Exercise material:
>>>

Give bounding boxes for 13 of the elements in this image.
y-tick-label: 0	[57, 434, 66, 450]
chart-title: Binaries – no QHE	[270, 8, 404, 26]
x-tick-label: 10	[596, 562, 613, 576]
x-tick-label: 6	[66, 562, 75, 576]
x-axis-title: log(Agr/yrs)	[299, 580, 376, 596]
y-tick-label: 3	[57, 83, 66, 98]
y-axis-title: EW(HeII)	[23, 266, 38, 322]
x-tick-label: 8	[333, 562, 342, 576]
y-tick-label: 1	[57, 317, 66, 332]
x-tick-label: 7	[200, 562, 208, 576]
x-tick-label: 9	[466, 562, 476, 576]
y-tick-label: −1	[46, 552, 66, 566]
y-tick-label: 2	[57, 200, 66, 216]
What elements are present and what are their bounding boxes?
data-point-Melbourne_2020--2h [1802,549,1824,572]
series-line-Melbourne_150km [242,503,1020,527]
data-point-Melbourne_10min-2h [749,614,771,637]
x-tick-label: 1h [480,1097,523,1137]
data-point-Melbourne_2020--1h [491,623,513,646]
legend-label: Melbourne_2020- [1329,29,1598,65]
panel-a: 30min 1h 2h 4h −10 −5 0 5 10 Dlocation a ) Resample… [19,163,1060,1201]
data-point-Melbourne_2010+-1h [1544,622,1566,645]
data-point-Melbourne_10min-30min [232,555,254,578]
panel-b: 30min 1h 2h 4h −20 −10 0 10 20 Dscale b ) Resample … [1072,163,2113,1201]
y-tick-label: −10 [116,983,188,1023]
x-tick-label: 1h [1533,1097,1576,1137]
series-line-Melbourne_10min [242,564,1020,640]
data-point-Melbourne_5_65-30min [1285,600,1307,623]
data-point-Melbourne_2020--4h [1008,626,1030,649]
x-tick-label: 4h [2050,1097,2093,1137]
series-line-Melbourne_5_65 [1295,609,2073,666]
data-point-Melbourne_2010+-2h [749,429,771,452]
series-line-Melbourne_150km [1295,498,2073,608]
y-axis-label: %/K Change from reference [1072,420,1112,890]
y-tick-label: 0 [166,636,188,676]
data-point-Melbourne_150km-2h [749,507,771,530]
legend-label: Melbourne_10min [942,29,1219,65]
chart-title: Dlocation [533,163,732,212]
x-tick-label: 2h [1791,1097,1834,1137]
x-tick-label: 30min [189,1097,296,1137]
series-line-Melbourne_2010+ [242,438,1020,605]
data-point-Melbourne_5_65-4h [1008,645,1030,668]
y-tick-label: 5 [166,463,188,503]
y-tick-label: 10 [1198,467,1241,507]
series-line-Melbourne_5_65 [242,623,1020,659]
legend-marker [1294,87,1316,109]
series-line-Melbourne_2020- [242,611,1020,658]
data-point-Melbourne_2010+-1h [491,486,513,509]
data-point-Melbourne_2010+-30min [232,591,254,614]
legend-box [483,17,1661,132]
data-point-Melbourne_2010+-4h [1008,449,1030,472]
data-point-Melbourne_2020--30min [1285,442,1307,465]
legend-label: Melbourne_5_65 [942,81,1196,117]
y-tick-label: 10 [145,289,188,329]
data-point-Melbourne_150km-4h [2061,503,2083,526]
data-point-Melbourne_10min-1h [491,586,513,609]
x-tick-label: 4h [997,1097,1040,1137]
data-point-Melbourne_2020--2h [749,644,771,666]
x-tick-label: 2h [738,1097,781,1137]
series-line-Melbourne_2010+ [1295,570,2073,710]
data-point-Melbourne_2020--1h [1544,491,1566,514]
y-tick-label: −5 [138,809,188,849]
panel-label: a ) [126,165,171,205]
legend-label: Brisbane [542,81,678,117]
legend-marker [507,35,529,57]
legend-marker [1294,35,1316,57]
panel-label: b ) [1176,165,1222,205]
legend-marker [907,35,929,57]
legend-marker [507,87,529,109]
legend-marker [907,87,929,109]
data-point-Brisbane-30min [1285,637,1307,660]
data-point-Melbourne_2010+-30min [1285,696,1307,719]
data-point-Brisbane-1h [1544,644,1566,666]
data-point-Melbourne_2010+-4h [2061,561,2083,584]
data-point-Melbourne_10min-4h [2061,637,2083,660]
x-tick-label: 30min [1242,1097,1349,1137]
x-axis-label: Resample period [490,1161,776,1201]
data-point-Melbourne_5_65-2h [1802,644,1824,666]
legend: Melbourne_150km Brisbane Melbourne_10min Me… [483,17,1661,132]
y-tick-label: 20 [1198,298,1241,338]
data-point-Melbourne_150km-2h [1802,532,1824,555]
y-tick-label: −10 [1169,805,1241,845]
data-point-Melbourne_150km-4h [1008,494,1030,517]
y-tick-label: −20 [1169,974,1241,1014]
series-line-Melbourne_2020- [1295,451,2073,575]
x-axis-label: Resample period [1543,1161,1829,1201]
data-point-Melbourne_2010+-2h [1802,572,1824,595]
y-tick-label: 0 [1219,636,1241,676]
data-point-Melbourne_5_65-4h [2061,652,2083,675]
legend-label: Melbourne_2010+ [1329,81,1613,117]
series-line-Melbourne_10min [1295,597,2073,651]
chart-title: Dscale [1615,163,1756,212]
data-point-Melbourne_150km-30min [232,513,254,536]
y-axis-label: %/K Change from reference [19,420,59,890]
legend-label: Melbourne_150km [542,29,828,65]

<<<

Exercise directions: How many rows above contain the string "elements" with matching case? Reply with the number only.

Problem solution: 2